begin

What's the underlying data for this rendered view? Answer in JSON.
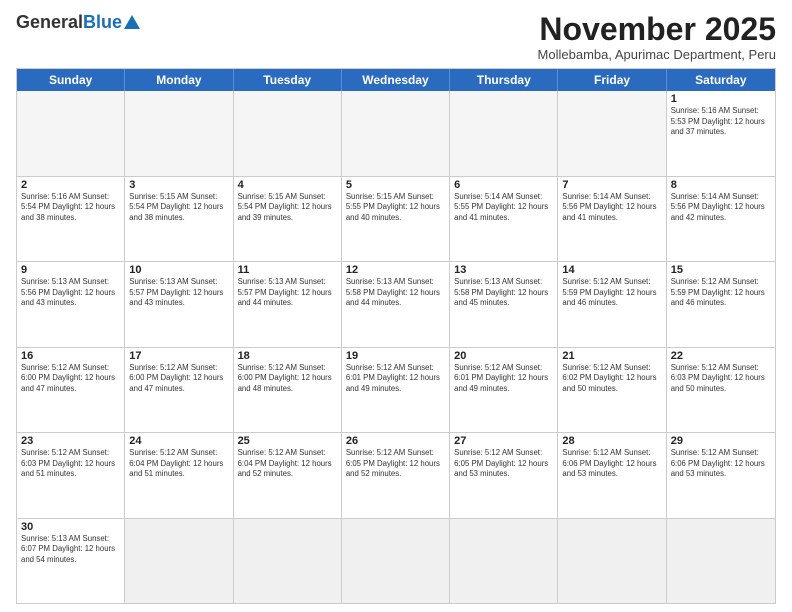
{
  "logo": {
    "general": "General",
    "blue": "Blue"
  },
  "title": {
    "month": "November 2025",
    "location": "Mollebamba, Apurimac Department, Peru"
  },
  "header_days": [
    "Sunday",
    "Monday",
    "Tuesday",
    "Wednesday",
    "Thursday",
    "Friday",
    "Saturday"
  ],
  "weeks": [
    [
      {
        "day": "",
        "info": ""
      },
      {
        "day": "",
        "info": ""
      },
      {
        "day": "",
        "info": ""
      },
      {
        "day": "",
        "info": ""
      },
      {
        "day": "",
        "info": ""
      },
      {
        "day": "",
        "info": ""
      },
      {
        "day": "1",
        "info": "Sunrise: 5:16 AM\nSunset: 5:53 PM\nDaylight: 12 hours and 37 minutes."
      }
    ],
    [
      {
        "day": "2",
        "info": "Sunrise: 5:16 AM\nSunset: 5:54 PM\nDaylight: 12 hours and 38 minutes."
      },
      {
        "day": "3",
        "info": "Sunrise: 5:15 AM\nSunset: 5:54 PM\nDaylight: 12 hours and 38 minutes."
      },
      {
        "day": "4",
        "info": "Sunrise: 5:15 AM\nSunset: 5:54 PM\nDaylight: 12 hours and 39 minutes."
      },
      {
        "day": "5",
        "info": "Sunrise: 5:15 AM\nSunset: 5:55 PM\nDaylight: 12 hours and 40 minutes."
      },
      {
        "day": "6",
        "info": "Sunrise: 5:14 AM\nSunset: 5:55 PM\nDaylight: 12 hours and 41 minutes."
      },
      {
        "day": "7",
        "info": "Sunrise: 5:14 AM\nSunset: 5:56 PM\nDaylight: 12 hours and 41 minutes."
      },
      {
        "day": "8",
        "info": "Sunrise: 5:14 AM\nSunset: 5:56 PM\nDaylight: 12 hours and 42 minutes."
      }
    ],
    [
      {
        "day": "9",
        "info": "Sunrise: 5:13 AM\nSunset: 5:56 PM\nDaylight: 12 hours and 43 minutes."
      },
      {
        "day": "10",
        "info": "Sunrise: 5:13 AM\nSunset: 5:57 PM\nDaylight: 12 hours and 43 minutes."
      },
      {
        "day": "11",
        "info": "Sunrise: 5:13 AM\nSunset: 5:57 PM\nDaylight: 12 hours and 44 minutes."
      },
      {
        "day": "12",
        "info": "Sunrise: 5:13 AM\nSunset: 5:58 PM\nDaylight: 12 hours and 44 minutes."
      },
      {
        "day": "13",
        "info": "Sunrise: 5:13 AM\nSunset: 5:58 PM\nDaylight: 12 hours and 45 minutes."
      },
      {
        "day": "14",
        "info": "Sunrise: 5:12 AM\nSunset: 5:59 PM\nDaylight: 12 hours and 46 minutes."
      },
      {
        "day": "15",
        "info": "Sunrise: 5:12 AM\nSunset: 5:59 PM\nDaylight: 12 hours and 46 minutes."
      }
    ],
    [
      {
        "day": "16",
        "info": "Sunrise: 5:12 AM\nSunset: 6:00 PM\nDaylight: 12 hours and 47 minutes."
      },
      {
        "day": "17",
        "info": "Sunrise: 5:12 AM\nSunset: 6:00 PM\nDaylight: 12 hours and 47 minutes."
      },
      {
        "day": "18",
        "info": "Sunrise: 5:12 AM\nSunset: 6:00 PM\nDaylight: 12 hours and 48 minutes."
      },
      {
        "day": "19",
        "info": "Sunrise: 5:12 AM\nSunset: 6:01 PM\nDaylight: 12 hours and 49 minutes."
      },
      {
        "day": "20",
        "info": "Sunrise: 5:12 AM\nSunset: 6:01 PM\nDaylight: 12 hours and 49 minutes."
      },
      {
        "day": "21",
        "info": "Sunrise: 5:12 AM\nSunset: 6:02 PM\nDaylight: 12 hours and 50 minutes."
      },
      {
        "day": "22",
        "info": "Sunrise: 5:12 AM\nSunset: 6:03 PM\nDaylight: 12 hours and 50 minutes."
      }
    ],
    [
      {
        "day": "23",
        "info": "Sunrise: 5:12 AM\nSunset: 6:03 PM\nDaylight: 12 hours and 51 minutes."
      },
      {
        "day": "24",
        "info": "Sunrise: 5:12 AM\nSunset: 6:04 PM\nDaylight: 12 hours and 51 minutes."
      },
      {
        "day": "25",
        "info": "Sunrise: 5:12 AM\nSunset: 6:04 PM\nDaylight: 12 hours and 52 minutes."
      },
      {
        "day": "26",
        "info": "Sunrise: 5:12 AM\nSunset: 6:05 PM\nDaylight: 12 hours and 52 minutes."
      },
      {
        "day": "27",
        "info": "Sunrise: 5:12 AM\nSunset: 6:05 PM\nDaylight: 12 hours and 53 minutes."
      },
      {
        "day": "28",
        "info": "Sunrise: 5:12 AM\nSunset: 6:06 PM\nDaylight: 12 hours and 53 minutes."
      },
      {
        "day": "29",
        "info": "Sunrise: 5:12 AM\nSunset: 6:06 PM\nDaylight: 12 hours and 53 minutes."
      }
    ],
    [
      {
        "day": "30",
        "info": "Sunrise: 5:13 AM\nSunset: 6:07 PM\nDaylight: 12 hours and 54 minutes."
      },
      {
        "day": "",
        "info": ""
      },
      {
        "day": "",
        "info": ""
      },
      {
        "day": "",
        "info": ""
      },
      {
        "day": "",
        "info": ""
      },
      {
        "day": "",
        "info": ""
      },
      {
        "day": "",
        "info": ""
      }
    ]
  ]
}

end
begin

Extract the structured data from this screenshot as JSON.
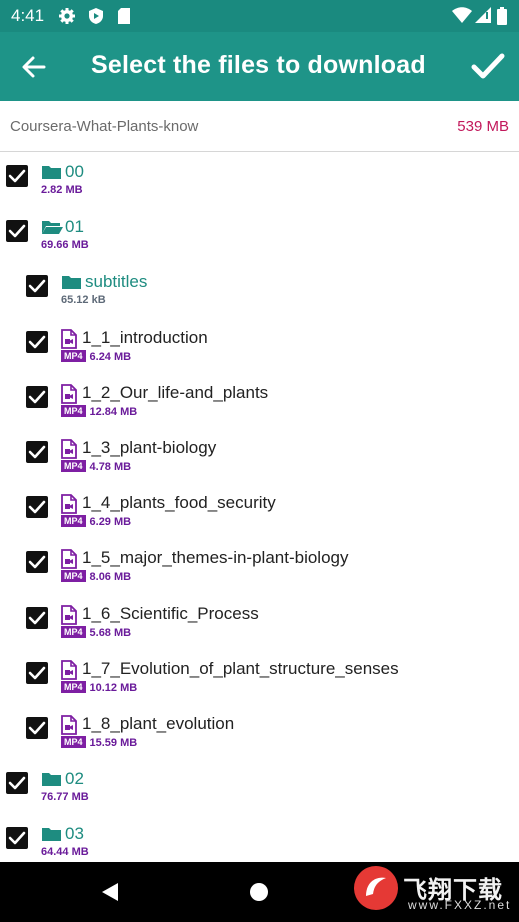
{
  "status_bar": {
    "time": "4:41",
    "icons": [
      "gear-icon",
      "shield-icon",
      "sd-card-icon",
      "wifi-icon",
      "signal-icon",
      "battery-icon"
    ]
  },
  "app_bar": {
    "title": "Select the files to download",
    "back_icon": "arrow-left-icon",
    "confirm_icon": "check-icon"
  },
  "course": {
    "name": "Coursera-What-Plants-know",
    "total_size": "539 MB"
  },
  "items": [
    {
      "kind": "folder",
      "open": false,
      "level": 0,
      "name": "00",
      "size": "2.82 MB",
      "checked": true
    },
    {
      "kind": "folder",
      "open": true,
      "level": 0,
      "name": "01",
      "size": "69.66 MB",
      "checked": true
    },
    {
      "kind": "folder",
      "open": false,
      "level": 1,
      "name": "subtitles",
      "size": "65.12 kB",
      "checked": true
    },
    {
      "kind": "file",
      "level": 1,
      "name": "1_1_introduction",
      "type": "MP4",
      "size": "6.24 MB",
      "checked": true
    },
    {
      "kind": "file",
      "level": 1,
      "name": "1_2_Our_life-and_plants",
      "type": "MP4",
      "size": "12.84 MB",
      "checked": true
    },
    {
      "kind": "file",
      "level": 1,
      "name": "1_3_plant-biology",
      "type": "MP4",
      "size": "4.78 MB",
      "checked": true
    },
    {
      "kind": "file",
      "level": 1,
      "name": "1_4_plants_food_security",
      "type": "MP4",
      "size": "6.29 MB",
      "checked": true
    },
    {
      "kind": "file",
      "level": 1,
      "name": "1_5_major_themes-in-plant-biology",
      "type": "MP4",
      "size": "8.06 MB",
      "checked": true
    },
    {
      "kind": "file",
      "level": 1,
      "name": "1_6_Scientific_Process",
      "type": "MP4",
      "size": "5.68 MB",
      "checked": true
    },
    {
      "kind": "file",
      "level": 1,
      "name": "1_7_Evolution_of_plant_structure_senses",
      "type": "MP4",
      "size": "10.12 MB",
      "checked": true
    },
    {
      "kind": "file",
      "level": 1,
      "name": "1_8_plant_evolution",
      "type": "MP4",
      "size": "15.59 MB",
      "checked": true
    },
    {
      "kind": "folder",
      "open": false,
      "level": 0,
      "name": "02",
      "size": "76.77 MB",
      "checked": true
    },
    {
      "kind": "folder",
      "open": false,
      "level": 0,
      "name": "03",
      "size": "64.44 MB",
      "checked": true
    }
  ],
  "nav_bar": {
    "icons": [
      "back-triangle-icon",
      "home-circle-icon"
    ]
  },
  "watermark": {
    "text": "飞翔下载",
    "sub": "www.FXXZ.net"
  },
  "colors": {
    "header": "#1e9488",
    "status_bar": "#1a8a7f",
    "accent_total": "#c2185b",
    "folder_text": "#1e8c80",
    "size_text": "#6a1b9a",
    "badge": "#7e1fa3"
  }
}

end

Using the listing above, return all lines where the word "data" occurs.

What's the underlying data for this rendered view? Answer in JSON.
Extract the structured data from this screenshot as JSON.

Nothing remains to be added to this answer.